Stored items

========================================================================

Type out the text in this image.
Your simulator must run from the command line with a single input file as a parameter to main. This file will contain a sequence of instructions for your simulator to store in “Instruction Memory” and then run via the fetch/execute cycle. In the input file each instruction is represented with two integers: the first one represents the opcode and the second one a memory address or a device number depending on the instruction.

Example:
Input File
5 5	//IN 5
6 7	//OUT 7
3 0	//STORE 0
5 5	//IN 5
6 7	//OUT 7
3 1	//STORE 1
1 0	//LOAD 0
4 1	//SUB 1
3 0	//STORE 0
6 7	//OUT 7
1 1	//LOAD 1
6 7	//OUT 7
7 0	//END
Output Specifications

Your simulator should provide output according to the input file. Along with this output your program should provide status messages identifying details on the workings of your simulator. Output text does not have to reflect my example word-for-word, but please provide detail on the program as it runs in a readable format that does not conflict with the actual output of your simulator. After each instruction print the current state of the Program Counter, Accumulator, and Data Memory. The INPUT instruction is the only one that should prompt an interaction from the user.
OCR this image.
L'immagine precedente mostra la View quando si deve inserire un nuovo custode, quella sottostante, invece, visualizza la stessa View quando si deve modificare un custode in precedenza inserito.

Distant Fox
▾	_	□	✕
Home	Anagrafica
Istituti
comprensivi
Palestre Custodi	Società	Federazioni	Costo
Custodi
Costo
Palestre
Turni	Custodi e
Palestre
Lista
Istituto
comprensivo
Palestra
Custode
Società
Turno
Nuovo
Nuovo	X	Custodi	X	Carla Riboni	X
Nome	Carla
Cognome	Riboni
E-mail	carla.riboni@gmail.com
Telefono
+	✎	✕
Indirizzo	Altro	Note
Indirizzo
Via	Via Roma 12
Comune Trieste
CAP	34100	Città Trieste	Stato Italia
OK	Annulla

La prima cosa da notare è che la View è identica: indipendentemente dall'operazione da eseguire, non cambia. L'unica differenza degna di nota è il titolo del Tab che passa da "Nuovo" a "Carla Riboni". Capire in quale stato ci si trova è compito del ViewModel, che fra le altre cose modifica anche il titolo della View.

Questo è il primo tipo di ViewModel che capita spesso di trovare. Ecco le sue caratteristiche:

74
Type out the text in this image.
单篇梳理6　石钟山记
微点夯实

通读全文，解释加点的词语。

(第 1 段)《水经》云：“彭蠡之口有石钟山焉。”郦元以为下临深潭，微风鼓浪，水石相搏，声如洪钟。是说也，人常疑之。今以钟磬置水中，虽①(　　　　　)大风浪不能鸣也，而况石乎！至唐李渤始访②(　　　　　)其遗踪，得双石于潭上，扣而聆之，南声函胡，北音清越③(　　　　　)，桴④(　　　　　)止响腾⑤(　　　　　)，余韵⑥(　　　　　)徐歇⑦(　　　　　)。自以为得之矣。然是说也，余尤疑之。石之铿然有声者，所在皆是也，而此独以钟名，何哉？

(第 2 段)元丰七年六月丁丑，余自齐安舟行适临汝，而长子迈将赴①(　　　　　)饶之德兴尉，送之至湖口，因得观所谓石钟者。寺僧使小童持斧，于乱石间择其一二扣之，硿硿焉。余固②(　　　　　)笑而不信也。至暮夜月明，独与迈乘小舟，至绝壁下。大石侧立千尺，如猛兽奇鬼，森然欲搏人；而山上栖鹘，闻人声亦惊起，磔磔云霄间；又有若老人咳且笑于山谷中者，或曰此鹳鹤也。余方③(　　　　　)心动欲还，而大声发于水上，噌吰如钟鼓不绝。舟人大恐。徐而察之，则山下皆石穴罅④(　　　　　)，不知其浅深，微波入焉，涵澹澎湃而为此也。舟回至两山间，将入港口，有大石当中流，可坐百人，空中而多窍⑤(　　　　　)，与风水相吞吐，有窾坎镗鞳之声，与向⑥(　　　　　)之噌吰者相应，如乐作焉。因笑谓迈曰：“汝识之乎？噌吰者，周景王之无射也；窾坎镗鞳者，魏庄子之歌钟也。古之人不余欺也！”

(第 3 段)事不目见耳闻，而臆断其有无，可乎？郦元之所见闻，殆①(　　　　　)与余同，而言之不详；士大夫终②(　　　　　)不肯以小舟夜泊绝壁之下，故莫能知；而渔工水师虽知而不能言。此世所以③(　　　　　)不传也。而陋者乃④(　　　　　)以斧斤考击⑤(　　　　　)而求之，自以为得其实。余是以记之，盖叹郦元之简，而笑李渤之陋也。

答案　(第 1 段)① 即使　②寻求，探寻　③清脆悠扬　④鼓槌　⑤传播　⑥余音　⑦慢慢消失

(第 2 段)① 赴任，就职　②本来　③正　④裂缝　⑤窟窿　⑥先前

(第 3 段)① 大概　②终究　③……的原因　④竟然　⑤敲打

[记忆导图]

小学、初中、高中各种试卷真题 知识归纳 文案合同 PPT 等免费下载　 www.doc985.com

========================================================================

** OBJECTIVE **
Return all of the entries exactly as they were supplied.

** ANSWER TO THIS EXERCISE **
Type out the text in this image.
Your simulator must run from the command line with a single input file as a parameter to main. This file will contain a sequence of instructions for your simulator to store in “Instruction Memory” and then run via the fetch/execute cycle. In the input file each instruction is represented with two integers: the first one represents the opcode and the second one a memory address or a device number depending on the instruction.

Example:
Input File
5 5	//IN 5
6 7	//OUT 7
3 0	//STORE 0
5 5	//IN 5
6 7	//OUT 7
3 1	//STORE 1
1 0	//LOAD 0
4 1	//SUB 1
3 0	//STORE 0
6 7	//OUT 7
1 1	//LOAD 1
6 7	//OUT 7
7 0	//END
Output Specifications

Your simulator should provide output according to the input file. Along with this output your program should provide status messages identifying details on the workings of your simulator. Output text does not have to reflect my example word-for-word, but please provide detail on the program as it runs in a readable format that does not conflict with the actual output of your simulator. After each instruction print the current state of the Program Counter, Accumulator, and Data Memory. The INPUT instruction is the only one that should prompt an interaction from the user.
OCR this image.
L'immagine precedente mostra la View quando si deve inserire un nuovo custode, quella sottostante, invece, visualizza la stessa View quando si deve modificare un custode in precedenza inserito.

Distant Fox
▾	_	□	✕
Home	Anagrafica
Istituti
comprensivi
Palestre Custodi	Società	Federazioni	Costo
Custodi
Costo
Palestre
Turni	Custodi e
Palestre
Lista
Istituto
comprensivo
Palestra
Custode
Società
Turno
Nuovo
Nuovo	X	Custodi	X	Carla Riboni	X
Nome	Carla
Cognome	Riboni
E-mail	carla.riboni@gmail.com
Telefono
+	✎	✕
Indirizzo	Altro	Note
Indirizzo
Via	Via Roma 12
Comune Trieste
CAP	34100	Città Trieste	Stato Italia
OK	Annulla

La prima cosa da notare è che la View è identica: indipendentemente dall'operazione da eseguire, non cambia. L'unica differenza degna di nota è il titolo del Tab che passa da "Nuovo" a "Carla Riboni". Capire in quale stato ci si trova è compito del ViewModel, che fra le altre cose modifica anche il titolo della View.

Questo è il primo tipo di ViewModel che capita spesso di trovare. Ecco le sue caratteristiche:

74
Type out the text in this image.
单篇梳理6　石钟山记
微点夯实

通读全文，解释加点的词语。

(第 1 段)《水经》云：“彭蠡之口有石钟山焉。”郦元以为下临深潭，微风鼓浪，水石相搏，声如洪钟。是说也，人常疑之。今以钟磬置水中，虽①(　　　　　)大风浪不能鸣也，而况石乎！至唐李渤始访②(　　　　　)其遗踪，得双石于潭上，扣而聆之，南声函胡，北音清越③(　　　　　)，桴④(　　　　　)止响腾⑤(　　　　　)，余韵⑥(　　　　　)徐歇⑦(　　　　　)。自以为得之矣。然是说也，余尤疑之。石之铿然有声者，所在皆是也，而此独以钟名，何哉？

(第 2 段)元丰七年六月丁丑，余自齐安舟行适临汝，而长子迈将赴①(　　　　　)饶之德兴尉，送之至湖口，因得观所谓石钟者。寺僧使小童持斧，于乱石间择其一二扣之，硿硿焉。余固②(　　　　　)笑而不信也。至暮夜月明，独与迈乘小舟，至绝壁下。大石侧立千尺，如猛兽奇鬼，森然欲搏人；而山上栖鹘，闻人声亦惊起，磔磔云霄间；又有若老人咳且笑于山谷中者，或曰此鹳鹤也。余方③(　　　　　)心动欲还，而大声发于水上，噌吰如钟鼓不绝。舟人大恐。徐而察之，则山下皆石穴罅④(　　　　　)，不知其浅深，微波入焉，涵澹澎湃而为此也。舟回至两山间，将入港口，有大石当中流，可坐百人，空中而多窍⑤(　　　　　)，与风水相吞吐，有窾坎镗鞳之声，与向⑥(　　　　　)之噌吰者相应，如乐作焉。因笑谓迈曰：“汝识之乎？噌吰者，周景王之无射也；窾坎镗鞳者，魏庄子之歌钟也。古之人不余欺也！”

(第 3 段)事不目见耳闻，而臆断其有无，可乎？郦元之所见闻，殆①(　　　　　)与余同，而言之不详；士大夫终②(　　　　　)不肯以小舟夜泊绝壁之下，故莫能知；而渔工水师虽知而不能言。此世所以③(　　　　　)不传也。而陋者乃④(　　　　　)以斧斤考击⑤(　　　　　)而求之，自以为得其实。余是以记之，盖叹郦元之简，而笑李渤之陋也。

答案　(第 1 段)① 即使　②寻求，探寻　③清脆悠扬　④鼓槌　⑤传播　⑥余音　⑦慢慢消失

(第 2 段)① 赴任，就职　②本来　③正　④裂缝　⑤窟窿　⑥先前

(第 3 段)① 大概　②终究　③……的原因　④竟然　⑤敲打

[记忆导图]

小学、初中、高中各种试卷真题 知识归纳 文案合同 PPT 等免费下载　 www.doc985.com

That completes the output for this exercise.